▶ EXERCISE DIRECTIONS:
Take down each entry exactly as written.

▶ Items listed in a dataset:

-- -- --

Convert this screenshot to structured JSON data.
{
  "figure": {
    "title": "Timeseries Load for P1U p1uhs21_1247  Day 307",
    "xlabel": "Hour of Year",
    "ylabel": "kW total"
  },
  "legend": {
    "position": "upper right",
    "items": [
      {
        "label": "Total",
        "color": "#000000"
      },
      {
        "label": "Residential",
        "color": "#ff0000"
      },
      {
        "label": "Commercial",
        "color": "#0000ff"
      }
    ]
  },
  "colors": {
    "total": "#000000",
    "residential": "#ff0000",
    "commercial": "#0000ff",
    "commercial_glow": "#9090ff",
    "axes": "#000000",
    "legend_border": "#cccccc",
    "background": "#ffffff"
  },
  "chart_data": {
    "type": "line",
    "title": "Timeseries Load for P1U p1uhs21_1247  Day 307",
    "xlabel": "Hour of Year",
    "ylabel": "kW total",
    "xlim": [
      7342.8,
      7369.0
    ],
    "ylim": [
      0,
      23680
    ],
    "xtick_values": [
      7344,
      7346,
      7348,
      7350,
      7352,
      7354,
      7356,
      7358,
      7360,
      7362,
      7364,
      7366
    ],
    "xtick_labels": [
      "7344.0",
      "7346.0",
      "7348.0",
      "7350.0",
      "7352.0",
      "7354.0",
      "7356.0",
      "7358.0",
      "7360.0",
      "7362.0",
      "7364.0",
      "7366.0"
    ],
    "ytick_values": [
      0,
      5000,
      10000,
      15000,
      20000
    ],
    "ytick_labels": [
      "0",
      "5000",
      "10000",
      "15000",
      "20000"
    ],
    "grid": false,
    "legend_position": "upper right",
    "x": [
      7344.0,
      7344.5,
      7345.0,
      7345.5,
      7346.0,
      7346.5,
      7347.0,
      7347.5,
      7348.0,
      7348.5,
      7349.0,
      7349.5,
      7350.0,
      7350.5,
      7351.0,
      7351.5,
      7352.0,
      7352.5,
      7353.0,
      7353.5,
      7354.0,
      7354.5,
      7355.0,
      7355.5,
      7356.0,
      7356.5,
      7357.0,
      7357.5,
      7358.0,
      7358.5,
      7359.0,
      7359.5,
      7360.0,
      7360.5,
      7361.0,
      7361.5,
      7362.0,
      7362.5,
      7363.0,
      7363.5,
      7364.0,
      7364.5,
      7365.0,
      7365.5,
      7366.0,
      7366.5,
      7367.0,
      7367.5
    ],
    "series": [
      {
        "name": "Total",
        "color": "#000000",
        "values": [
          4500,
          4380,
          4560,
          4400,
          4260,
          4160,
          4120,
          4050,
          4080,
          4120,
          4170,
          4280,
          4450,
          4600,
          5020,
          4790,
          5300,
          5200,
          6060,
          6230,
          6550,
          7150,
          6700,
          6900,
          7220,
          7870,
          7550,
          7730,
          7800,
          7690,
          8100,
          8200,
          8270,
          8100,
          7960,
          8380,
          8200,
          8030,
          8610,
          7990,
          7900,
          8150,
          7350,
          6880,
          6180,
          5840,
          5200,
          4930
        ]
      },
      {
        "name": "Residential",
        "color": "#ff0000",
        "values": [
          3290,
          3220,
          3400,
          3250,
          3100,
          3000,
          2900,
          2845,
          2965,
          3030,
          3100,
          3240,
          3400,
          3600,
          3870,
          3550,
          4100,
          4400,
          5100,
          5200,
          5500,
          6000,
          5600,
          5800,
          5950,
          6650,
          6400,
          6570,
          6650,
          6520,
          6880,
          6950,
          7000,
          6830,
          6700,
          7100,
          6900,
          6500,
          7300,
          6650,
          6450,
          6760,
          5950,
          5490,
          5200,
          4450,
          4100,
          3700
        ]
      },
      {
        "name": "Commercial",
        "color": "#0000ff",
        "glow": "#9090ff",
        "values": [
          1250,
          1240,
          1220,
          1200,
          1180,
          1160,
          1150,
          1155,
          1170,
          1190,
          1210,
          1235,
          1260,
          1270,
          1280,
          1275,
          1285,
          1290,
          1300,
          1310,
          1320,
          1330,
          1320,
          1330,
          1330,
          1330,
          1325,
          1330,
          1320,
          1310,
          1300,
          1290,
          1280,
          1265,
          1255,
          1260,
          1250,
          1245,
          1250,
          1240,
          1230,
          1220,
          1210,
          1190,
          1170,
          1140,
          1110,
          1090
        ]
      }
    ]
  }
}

-- -- --

▶ OUTPUT BELOW:
Convert this screenshot to structured JSON data.
{
  "figure": {
    "title": "Timeseries Load for P1U p1uhs21_1247  Day 307",
    "xlabel": "Hour of Year",
    "ylabel": "kW total"
  },
  "legend": {
    "position": "upper right",
    "items": [
      {
        "label": "Total",
        "color": "#000000"
      },
      {
        "label": "Residential",
        "color": "#ff0000"
      },
      {
        "label": "Commercial",
        "color": "#0000ff"
      }
    ]
  },
  "colors": {
    "total": "#000000",
    "residential": "#ff0000",
    "commercial": "#0000ff",
    "commercial_glow": "#9090ff",
    "axes": "#000000",
    "legend_border": "#cccccc",
    "background": "#ffffff"
  },
  "chart_data": {
    "type": "line",
    "title": "Timeseries Load for P1U p1uhs21_1247  Day 307",
    "xlabel": "Hour of Year",
    "ylabel": "kW total",
    "xlim": [
      7342.8,
      7369.0
    ],
    "ylim": [
      0,
      23680
    ],
    "xtick_values": [
      7344,
      7346,
      7348,
      7350,
      7352,
      7354,
      7356,
      7358,
      7360,
      7362,
      7364,
      7366
    ],
    "xtick_labels": [
      "7344.0",
      "7346.0",
      "7348.0",
      "7350.0",
      "7352.0",
      "7354.0",
      "7356.0",
      "7358.0",
      "7360.0",
      "7362.0",
      "7364.0",
      "7366.0"
    ],
    "ytick_values": [
      0,
      5000,
      10000,
      15000,
      20000
    ],
    "ytick_labels": [
      "0",
      "5000",
      "10000",
      "15000",
      "20000"
    ],
    "grid": false,
    "legend_position": "upper right",
    "x": [
      7344.0,
      7344.5,
      7345.0,
      7345.5,
      7346.0,
      7346.5,
      7347.0,
      7347.5,
      7348.0,
      7348.5,
      7349.0,
      7349.5,
      7350.0,
      7350.5,
      7351.0,
      7351.5,
      7352.0,
      7352.5,
      7353.0,
      7353.5,
      7354.0,
      7354.5,
      7355.0,
      7355.5,
      7356.0,
      7356.5,
      7357.0,
      7357.5,
      7358.0,
      7358.5,
      7359.0,
      7359.5,
      7360.0,
      7360.5,
      7361.0,
      7361.5,
      7362.0,
      7362.5,
      7363.0,
      7363.5,
      7364.0,
      7364.5,
      7365.0,
      7365.5,
      7366.0,
      7366.5,
      7367.0,
      7367.5
    ],
    "series": [
      {
        "name": "Total",
        "color": "#000000",
        "values": [
          4500,
          4380,
          4560,
          4400,
          4260,
          4160,
          4120,
          4050,
          4080,
          4120,
          4170,
          4280,
          4450,
          4600,
          5020,
          4790,
          5300,
          5200,
          6060,
          6230,
          6550,
          7150,
          6700,
          6900,
          7220,
          7870,
          7550,
          7730,
          7800,
          7690,
          8100,
          8200,
          8270,
          8100,
          7960,
          8380,
          8200,
          8030,
          8610,
          7990,
          7900,
          8150,
          7350,
          6880,
          6180,
          5840,
          5200,
          4930
        ]
      },
      {
        "name": "Residential",
        "color": "#ff0000",
        "values": [
          3290,
          3220,
          3400,
          3250,
          3100,
          3000,
          2900,
          2845,
          2965,
          3030,
          3100,
          3240,
          3400,
          3600,
          3870,
          3550,
          4100,
          4400,
          5100,
          5200,
          5500,
          6000,
          5600,
          5800,
          5950,
          6650,
          6400,
          6570,
          6650,
          6520,
          6880,
          6950,
          7000,
          6830,
          6700,
          7100,
          6900,
          6500,
          7300,
          6650,
          6450,
          6760,
          5950,
          5490,
          5200,
          4450,
          4100,
          3700
        ]
      },
      {
        "name": "Commercial",
        "color": "#0000ff",
        "glow": "#9090ff",
        "values": [
          1250,
          1240,
          1220,
          1200,
          1180,
          1160,
          1150,
          1155,
          1170,
          1190,
          1210,
          1235,
          1260,
          1270,
          1280,
          1275,
          1285,
          1290,
          1300,
          1310,
          1320,
          1330,
          1320,
          1330,
          1330,
          1330,
          1325,
          1330,
          1320,
          1310,
          1300,
          1290,
          1280,
          1265,
          1255,
          1260,
          1250,
          1245,
          1250,
          1240,
          1230,
          1220,
          1210,
          1190,
          1170,
          1140,
          1110,
          1090
        ]
      }
    ]
  }
}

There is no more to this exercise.